Dataset records
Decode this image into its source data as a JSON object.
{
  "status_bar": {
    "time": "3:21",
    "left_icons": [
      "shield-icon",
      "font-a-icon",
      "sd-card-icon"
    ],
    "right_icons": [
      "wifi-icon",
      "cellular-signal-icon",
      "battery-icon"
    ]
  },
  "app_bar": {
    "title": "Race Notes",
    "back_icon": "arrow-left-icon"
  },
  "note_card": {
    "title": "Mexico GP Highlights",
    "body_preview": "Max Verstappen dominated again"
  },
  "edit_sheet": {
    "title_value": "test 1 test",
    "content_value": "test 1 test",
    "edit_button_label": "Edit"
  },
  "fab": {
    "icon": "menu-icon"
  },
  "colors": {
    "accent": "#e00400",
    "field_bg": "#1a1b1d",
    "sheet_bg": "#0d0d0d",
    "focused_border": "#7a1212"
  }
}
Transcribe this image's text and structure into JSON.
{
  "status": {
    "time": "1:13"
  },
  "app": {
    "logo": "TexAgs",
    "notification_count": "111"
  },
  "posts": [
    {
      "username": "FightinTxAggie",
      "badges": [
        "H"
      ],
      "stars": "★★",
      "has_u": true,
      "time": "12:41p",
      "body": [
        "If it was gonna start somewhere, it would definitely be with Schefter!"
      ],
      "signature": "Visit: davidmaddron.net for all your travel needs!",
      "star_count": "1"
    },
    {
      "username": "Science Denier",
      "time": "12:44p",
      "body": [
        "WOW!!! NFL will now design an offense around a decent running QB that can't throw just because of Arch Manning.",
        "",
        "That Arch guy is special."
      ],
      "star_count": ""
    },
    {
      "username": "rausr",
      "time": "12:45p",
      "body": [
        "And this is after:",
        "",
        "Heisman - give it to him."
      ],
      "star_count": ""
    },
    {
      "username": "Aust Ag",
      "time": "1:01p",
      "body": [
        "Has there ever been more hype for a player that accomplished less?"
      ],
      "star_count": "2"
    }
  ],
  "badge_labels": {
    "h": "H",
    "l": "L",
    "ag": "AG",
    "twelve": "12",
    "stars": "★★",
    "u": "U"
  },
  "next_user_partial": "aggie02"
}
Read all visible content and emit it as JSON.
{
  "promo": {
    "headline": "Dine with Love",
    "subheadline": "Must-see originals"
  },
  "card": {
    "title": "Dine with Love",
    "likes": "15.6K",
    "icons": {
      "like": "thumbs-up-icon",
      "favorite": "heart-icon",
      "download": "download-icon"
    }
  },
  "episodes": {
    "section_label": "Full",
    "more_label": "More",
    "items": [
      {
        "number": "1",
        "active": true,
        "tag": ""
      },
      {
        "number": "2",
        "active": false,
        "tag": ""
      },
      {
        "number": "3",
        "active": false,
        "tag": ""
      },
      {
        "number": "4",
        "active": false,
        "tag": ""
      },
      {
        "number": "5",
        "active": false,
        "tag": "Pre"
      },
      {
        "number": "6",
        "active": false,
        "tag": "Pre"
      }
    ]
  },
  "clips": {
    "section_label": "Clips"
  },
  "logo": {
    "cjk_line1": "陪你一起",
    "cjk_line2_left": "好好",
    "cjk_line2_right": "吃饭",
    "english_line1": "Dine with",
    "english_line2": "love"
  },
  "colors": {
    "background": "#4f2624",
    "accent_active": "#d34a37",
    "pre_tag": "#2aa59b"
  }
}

- _TASK BRIEF_:
Copy every line above that holds the word "time".

- _EXERCISE OUTPUT_:
    "time": "3:21",
    "time": "1:13"
      "time": "12:41p",
      "time": "12:44p",
      "time": "12:45p",
      "time": "1:01p",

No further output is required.